## Aim of the task
Sort through the data and copy the lines holding the word "this".

(Collected data entries)
━━━
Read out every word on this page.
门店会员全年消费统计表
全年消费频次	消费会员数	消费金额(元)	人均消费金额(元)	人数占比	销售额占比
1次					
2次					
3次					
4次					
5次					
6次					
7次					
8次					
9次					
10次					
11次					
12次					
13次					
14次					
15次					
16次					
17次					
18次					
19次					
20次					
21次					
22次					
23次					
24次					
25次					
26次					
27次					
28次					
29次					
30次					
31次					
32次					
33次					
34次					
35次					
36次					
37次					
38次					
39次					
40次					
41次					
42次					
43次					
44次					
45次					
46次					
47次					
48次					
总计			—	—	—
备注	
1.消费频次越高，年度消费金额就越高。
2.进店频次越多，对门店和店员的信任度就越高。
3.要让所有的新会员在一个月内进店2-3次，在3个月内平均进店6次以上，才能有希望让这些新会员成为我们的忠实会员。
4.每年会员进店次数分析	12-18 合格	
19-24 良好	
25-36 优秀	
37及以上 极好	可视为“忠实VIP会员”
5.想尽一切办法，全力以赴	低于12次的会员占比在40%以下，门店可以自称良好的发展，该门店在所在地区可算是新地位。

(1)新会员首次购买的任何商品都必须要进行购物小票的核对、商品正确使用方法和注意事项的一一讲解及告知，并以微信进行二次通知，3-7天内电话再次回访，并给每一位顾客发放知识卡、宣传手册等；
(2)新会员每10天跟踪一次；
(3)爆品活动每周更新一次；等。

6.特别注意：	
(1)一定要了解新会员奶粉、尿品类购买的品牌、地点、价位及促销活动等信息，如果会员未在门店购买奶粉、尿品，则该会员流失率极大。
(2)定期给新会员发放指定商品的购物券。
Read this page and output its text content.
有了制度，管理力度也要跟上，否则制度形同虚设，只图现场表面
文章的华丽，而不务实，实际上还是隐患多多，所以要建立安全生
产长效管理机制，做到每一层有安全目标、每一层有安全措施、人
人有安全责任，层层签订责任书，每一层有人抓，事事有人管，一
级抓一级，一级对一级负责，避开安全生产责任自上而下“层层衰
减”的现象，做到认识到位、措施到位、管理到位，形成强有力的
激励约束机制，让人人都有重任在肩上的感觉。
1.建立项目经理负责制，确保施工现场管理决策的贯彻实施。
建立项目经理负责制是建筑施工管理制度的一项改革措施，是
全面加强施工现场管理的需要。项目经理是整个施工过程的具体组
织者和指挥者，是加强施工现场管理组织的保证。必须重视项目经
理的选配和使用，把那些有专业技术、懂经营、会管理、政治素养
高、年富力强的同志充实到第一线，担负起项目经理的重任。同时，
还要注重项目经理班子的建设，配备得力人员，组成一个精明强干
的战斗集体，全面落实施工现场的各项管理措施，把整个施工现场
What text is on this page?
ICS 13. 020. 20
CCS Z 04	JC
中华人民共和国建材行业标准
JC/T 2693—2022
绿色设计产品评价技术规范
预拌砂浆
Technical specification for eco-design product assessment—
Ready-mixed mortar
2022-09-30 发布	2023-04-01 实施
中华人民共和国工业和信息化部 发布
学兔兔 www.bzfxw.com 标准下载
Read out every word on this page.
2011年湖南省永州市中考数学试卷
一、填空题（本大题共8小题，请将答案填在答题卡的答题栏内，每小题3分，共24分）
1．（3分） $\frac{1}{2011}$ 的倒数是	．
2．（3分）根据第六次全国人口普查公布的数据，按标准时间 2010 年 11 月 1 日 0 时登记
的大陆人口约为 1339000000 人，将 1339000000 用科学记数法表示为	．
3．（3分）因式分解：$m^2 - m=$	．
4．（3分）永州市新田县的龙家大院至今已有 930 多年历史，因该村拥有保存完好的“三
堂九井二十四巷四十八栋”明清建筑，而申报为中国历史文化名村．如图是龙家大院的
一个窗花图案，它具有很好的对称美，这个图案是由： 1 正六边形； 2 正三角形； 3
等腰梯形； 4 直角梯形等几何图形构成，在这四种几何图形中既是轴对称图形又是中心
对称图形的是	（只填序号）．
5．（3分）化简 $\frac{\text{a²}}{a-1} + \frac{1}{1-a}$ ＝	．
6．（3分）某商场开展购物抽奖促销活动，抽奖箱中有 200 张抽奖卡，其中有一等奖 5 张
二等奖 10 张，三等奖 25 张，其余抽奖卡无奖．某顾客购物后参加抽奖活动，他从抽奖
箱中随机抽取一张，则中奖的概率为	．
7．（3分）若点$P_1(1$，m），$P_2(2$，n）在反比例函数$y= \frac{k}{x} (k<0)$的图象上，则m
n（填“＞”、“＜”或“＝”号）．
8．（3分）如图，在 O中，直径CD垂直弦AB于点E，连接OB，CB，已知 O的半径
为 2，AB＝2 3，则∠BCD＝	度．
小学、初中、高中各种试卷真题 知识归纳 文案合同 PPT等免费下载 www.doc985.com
━━━
## Task answer
Read out every word on this page.
Read this page and output its text content.
What text is on this page?
Read out every word on this page.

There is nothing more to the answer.